(Selected text begins)


Figures (10)

• Figure 1: Architecture of the TMA classification model (tumour versus normal). The pipeline begins with a TMA slide, which contains multiple circular TMA cores. Each core is divided into $N$ patches, each $224 \times 224 \times 3$ pixels. The patches from each core are processed using a ResNet18 model pretrained on the NCT-CRC-HE-100K dataset with 100,000 non-overlapping patches from H&E-stained colorectal cancer and normal tissues spanning 9 classes. The attention module aggregates patch-level information at the core level, which is passed to the patient projector. The final classification is made through a dense layer classifier, distinguishing between tumour and normal tissue.
• Figure 2: Multiscale hierarchical model for saliency mapping in TMA analysis. Core patches are processed at three magnification levels: Level 0 (40$\times$, 0.25 µ m/pixel), Level 1 (20$\times$, 0.50 µ m/pixel) and Level 2 (10$\times$, 1 µ m/pixel) with 224$\times$224-pixel patches. These are passed through a fine-tuned ResNet18 for feature extraction and structured into an hierarchical graph, where edges represent spatial relationships. A graph attention network (GAT) applies attention weights, and a scalewise attention network (SAN) integrates multiscale information. Finally, a saliency map is computed through multilevel weighted and confidence-based fusion, highlighting key tumour regions for diagnostic interpretation.

(Selected text ends)
(Data excerpts begins)

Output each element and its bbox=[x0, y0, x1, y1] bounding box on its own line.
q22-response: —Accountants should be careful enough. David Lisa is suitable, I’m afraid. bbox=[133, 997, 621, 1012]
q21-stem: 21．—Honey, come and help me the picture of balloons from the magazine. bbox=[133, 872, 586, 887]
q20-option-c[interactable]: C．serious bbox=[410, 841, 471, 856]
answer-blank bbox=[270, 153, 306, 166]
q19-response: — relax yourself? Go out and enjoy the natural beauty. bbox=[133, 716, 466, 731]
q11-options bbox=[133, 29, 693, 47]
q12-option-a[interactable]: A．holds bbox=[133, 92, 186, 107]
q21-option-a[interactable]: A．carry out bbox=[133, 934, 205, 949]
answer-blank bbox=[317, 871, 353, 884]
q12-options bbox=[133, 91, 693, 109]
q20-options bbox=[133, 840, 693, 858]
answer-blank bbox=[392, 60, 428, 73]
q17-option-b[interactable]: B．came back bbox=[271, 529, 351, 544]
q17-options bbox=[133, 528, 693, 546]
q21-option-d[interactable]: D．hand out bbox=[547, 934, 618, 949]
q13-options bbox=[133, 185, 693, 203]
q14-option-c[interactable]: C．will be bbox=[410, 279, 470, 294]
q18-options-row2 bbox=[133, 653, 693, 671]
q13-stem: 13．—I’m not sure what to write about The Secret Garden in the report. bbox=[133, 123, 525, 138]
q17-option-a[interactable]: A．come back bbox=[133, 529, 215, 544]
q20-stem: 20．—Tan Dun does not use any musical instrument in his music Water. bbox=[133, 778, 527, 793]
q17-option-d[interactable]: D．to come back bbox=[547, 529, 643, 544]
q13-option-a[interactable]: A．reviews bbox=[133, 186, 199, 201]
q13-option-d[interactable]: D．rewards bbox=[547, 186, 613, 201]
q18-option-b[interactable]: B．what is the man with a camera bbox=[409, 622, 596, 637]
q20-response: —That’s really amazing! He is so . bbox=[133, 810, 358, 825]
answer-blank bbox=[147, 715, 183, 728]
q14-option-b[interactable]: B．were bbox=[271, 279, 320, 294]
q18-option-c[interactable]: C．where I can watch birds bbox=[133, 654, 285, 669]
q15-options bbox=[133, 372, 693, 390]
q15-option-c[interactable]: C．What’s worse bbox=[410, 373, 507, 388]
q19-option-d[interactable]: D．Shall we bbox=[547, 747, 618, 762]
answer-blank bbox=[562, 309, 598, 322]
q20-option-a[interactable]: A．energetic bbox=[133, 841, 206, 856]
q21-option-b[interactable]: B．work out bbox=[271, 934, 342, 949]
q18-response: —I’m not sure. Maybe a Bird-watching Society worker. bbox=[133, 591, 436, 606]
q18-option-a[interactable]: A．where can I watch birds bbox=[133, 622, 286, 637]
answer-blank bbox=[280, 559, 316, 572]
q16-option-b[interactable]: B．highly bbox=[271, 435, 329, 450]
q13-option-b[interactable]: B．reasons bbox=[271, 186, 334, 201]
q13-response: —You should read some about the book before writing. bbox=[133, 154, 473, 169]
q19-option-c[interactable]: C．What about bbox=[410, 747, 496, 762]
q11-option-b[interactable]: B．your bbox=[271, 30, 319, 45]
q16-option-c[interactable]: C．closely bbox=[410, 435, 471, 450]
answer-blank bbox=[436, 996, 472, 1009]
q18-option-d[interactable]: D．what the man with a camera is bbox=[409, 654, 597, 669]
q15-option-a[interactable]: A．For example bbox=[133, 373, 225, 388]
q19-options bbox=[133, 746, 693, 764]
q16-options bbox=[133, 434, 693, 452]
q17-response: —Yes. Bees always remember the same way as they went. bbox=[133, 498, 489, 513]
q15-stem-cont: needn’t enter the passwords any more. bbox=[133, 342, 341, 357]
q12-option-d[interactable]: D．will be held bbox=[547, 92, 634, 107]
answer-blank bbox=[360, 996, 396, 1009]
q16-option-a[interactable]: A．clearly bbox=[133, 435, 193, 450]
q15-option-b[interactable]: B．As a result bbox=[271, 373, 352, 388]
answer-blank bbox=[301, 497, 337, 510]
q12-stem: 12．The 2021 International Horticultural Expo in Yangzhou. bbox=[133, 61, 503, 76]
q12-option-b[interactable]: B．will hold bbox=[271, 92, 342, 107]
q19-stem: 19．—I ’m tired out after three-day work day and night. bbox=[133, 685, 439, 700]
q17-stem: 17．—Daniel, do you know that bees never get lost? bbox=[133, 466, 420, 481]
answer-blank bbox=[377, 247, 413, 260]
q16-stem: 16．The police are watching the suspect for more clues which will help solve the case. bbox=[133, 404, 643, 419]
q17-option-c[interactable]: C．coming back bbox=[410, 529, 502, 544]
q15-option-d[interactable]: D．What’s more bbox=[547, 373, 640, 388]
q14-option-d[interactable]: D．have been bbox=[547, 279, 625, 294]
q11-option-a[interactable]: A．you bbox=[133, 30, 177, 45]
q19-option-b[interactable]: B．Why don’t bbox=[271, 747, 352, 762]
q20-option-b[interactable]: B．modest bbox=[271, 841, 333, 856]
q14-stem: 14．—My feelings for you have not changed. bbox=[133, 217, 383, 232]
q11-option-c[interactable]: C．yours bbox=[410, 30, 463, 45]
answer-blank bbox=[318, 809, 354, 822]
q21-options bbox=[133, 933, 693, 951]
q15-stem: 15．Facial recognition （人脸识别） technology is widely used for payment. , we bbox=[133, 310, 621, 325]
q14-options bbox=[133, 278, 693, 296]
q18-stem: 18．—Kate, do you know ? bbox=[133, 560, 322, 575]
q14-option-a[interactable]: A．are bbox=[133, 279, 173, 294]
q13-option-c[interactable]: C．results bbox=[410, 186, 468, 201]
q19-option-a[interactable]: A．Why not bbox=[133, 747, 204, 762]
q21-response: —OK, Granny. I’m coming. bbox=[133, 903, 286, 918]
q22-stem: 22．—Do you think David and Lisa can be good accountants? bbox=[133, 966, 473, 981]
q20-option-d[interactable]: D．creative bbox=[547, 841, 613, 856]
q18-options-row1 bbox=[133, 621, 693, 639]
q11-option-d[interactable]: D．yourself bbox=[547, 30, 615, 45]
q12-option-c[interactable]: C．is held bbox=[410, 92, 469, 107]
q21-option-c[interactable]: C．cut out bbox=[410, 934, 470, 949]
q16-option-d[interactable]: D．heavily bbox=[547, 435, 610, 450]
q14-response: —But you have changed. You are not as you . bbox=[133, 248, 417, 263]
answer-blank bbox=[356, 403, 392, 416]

(Data excerpts ends)

● **Directions for this task**:
Reproduce word for word the stretch of the figure captions from "Figures (10)" through "and normal tissue.".

● **Response box**:
Figures (10)

• Figure 1: Architecture of the TMA classification model (tumour versus normal). The pipeline begins with a TMA slide, which contains multiple circular TMA cores. Each core is divided into $N$ patches, each $224 \times 224 \times 3$ pixels. The patches from each core are processed using a ResNet18 model pretrained on the NCT-CRC-HE-100K dataset with 100,000 non-overlapping patches from H&E-stained colorectal cancer and normal tissues spanning 9 classes. The attention module aggregates patch-level information at the core level, which is passed to the patient projector. The final classification is made through a dense layer classifier, distinguishing between tumour and normal tissue.